# [TASK BRIEF]
How many lines of the material below contain the string "JSON"? Answer with the number and nothing else.

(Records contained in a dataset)
------------------------

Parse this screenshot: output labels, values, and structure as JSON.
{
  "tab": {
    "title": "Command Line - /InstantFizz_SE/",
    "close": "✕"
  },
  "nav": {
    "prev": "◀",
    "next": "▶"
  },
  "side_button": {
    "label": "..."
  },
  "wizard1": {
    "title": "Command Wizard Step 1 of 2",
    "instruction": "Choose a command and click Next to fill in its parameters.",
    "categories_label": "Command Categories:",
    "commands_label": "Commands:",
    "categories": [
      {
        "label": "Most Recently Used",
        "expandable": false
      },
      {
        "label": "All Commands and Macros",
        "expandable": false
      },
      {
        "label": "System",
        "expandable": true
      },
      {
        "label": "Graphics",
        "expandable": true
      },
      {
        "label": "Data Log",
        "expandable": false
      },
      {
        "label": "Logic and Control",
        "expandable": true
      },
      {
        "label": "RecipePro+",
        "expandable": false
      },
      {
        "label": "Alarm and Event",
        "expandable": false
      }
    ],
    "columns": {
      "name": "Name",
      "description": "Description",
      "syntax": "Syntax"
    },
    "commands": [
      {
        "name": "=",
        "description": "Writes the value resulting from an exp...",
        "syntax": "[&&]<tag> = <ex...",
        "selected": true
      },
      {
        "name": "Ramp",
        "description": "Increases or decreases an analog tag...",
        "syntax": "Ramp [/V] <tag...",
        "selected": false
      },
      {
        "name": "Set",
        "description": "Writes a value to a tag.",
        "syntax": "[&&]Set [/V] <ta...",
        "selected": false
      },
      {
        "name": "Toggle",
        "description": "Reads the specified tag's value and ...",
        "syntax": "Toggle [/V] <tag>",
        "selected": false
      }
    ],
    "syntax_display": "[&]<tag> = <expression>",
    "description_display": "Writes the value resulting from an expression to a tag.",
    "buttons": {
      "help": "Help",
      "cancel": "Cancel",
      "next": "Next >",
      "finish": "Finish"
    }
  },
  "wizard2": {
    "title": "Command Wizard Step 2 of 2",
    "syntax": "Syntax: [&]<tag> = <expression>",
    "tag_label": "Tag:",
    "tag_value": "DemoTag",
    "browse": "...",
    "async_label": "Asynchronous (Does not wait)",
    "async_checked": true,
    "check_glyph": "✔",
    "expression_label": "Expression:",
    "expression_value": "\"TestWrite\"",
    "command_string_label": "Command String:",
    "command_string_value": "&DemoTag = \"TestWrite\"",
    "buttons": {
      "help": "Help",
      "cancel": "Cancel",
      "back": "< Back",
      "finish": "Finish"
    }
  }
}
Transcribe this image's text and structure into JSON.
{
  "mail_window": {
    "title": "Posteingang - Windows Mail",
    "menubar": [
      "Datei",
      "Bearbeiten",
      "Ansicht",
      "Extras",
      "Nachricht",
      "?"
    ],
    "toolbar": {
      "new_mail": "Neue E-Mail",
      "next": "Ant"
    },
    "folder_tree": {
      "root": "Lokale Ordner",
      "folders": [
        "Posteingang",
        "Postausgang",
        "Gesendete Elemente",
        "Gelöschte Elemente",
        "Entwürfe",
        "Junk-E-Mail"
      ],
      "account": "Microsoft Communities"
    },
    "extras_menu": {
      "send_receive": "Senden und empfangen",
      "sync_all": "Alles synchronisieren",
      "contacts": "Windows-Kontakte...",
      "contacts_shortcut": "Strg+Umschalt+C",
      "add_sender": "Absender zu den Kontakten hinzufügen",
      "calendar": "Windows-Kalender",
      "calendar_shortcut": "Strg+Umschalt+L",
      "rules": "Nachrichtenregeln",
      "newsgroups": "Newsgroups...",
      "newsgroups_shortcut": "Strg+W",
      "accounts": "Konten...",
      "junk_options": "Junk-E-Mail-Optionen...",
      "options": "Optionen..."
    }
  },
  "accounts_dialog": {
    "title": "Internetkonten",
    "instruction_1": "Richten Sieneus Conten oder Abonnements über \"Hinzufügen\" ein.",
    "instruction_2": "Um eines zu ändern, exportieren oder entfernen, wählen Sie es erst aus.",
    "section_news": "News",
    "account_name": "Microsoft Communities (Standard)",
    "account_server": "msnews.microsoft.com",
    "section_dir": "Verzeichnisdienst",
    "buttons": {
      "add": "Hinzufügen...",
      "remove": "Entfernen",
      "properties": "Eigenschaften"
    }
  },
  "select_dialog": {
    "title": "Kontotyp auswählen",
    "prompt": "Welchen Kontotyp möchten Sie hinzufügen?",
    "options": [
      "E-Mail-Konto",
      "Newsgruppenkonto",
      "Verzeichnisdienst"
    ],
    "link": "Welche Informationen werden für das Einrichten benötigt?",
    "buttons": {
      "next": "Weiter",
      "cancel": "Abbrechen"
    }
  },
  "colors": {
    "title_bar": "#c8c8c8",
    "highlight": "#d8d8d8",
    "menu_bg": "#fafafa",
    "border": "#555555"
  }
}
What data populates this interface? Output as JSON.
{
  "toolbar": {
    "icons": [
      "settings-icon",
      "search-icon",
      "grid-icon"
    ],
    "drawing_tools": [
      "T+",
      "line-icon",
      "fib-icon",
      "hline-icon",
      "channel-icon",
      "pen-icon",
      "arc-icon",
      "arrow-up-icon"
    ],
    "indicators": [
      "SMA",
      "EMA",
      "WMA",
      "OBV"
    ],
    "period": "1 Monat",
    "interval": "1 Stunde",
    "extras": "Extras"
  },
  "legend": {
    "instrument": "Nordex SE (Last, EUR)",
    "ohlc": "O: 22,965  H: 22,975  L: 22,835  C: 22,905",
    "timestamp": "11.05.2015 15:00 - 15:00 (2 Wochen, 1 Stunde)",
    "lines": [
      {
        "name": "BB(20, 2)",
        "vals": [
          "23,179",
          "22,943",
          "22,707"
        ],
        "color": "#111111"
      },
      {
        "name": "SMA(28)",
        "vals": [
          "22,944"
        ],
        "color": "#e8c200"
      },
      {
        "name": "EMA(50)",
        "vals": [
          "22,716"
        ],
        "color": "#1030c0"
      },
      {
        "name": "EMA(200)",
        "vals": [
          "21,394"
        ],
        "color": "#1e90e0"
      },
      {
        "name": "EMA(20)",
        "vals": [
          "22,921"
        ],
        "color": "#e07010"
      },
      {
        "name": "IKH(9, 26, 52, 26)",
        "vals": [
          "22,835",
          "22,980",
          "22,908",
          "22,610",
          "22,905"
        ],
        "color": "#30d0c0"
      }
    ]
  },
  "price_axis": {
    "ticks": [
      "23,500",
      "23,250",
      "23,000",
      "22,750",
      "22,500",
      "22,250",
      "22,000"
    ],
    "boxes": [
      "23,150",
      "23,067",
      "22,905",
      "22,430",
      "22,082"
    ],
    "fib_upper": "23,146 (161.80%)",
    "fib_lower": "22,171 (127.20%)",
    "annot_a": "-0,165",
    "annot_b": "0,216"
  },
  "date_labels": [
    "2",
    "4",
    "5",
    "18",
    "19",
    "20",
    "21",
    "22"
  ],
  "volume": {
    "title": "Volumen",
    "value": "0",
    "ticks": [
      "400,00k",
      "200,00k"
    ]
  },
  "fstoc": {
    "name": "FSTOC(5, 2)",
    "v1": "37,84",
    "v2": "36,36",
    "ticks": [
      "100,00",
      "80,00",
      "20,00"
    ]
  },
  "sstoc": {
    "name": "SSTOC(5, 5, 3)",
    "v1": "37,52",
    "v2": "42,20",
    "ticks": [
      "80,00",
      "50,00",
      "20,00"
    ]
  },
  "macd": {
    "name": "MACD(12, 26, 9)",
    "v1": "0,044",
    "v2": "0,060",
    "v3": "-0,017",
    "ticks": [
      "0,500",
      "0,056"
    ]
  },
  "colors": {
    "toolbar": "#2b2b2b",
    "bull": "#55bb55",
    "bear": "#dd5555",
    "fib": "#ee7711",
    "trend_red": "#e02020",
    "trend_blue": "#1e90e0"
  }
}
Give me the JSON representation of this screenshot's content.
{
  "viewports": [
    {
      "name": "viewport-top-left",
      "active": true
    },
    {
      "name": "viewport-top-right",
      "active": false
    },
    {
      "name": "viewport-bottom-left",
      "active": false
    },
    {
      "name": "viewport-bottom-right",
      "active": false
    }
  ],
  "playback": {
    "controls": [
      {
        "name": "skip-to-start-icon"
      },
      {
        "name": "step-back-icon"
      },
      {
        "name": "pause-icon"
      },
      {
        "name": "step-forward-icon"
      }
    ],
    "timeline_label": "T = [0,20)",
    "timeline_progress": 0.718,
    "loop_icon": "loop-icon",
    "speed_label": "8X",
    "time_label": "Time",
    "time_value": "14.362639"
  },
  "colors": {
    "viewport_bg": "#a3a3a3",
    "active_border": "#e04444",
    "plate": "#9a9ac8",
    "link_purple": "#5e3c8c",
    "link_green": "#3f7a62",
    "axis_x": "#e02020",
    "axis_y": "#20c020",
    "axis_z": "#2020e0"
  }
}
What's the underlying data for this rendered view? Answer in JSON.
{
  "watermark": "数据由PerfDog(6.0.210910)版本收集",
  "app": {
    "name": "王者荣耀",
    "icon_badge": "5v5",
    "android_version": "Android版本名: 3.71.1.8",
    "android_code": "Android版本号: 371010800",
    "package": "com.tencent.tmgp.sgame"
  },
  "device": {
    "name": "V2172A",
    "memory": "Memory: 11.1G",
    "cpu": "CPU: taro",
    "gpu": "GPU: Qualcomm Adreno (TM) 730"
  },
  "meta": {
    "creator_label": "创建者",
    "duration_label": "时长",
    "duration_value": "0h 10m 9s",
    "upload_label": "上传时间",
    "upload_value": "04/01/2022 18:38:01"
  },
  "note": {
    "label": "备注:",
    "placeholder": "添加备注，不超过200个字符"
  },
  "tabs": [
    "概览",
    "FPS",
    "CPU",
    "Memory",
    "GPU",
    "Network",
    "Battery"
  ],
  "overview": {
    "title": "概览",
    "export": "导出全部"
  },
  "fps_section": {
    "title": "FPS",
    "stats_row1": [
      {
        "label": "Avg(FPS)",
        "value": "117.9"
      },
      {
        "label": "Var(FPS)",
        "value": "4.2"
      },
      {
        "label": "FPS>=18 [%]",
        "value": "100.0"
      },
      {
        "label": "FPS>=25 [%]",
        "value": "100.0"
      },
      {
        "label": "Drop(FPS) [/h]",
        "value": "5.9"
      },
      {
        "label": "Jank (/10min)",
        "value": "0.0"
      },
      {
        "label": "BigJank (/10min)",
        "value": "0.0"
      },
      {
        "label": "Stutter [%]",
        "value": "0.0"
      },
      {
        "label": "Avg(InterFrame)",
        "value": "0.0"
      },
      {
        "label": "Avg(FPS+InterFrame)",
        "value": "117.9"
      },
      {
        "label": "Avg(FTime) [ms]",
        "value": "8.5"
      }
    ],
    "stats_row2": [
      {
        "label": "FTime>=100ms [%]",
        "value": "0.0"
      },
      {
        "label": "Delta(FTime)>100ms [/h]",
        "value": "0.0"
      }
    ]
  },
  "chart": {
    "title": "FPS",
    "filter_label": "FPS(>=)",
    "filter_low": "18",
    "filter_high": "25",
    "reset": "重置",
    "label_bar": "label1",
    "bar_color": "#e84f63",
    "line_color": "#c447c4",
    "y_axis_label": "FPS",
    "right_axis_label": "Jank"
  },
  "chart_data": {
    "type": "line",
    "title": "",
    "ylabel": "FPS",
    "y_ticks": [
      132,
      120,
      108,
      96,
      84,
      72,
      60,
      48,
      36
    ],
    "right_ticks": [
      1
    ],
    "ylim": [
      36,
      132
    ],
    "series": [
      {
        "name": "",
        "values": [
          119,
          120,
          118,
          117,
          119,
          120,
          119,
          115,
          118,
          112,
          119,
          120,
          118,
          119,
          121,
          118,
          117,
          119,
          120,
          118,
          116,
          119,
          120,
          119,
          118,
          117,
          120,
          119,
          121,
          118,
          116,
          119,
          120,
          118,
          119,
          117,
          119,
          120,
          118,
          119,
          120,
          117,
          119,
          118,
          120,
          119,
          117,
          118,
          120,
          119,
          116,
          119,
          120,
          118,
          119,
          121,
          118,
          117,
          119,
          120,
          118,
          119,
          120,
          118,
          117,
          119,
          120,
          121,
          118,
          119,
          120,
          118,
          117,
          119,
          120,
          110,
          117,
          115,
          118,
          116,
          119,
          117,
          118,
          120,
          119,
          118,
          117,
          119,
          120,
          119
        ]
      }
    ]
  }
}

------------------------

# [FULL ANSWER]
5